**INSTRUCTION:** List all lines of the data that include the string "heading".

**SOURCE RECORDS:**
>>>
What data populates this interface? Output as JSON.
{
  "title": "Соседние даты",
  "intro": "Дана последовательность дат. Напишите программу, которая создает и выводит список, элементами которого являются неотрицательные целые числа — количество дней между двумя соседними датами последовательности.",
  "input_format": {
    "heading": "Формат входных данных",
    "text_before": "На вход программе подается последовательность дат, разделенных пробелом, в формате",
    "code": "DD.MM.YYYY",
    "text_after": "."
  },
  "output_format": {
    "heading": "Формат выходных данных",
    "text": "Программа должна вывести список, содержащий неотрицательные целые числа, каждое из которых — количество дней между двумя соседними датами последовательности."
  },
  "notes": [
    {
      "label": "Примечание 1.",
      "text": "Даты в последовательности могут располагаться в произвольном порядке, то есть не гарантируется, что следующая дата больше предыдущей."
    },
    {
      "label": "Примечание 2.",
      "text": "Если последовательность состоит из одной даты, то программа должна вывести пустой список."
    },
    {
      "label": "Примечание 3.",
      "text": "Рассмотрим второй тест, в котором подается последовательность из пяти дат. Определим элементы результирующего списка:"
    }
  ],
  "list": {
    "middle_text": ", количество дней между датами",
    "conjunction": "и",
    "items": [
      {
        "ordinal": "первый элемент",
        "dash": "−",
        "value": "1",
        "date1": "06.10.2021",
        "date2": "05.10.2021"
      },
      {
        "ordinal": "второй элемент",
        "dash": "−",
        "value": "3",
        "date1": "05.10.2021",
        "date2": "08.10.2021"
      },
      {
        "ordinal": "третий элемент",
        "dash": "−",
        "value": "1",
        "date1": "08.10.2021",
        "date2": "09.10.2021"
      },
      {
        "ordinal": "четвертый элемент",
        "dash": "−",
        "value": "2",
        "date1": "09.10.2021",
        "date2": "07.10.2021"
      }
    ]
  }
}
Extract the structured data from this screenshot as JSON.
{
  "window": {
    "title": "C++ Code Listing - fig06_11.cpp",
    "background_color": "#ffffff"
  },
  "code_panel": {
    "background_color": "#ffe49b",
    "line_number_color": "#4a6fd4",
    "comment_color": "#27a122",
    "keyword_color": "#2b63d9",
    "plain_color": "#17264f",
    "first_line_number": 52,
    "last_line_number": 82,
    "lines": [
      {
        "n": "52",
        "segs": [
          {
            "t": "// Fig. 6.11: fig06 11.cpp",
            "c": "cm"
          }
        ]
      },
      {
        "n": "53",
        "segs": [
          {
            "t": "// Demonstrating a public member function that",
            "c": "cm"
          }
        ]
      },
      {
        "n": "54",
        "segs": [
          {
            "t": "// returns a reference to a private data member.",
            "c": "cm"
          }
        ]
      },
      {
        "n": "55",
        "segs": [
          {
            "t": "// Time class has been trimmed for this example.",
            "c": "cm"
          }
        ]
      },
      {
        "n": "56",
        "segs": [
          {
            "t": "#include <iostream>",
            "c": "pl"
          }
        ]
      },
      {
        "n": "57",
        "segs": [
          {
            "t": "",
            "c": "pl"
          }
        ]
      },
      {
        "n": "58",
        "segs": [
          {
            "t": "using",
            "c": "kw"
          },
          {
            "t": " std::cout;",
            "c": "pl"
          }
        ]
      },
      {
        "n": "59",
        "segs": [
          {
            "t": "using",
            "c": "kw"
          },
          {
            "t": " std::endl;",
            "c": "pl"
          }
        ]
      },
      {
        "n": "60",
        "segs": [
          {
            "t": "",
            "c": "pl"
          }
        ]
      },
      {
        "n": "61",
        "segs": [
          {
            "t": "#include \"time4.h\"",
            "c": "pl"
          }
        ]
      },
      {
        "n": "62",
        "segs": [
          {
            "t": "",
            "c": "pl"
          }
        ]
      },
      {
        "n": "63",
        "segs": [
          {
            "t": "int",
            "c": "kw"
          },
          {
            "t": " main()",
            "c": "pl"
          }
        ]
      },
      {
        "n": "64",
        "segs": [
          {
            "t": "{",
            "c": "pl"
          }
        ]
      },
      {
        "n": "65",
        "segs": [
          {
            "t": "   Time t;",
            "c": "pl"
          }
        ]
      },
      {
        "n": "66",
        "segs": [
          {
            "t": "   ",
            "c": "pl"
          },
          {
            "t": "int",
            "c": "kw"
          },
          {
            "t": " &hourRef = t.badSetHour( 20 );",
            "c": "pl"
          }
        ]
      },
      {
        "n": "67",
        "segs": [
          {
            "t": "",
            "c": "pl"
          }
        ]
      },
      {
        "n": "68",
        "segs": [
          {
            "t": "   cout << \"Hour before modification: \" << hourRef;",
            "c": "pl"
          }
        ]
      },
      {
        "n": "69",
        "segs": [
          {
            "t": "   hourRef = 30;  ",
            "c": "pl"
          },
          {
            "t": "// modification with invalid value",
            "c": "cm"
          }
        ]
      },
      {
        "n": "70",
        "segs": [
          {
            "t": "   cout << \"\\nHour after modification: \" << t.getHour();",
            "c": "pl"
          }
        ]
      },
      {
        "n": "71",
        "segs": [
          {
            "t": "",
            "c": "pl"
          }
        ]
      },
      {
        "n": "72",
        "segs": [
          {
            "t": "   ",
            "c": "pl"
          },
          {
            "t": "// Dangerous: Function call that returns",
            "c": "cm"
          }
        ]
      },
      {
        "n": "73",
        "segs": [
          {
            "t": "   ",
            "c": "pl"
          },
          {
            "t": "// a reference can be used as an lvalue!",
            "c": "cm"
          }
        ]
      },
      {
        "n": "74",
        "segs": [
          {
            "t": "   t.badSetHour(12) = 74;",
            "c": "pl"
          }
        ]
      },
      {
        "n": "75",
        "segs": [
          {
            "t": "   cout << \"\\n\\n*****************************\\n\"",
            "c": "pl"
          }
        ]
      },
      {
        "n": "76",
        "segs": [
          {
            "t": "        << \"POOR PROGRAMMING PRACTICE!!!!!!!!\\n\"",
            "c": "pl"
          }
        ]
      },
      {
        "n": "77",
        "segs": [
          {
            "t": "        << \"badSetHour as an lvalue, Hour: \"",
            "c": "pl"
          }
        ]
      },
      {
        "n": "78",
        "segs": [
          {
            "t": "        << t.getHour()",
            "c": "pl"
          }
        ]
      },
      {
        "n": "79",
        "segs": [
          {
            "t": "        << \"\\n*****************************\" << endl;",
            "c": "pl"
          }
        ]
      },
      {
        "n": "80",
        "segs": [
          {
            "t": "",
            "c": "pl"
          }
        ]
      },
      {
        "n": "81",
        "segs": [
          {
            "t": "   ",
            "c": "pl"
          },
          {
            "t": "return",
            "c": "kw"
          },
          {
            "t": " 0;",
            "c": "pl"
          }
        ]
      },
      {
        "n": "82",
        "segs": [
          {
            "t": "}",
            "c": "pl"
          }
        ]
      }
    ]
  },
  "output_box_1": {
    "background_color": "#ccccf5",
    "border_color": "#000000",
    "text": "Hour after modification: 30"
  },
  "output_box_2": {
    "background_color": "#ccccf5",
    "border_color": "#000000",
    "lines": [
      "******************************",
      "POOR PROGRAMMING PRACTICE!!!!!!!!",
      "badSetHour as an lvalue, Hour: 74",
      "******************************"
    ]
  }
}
<<<
**EXERCISE ANSWER:**
    "heading": "Формат входных данных",
    "heading": "Формат выходных данных",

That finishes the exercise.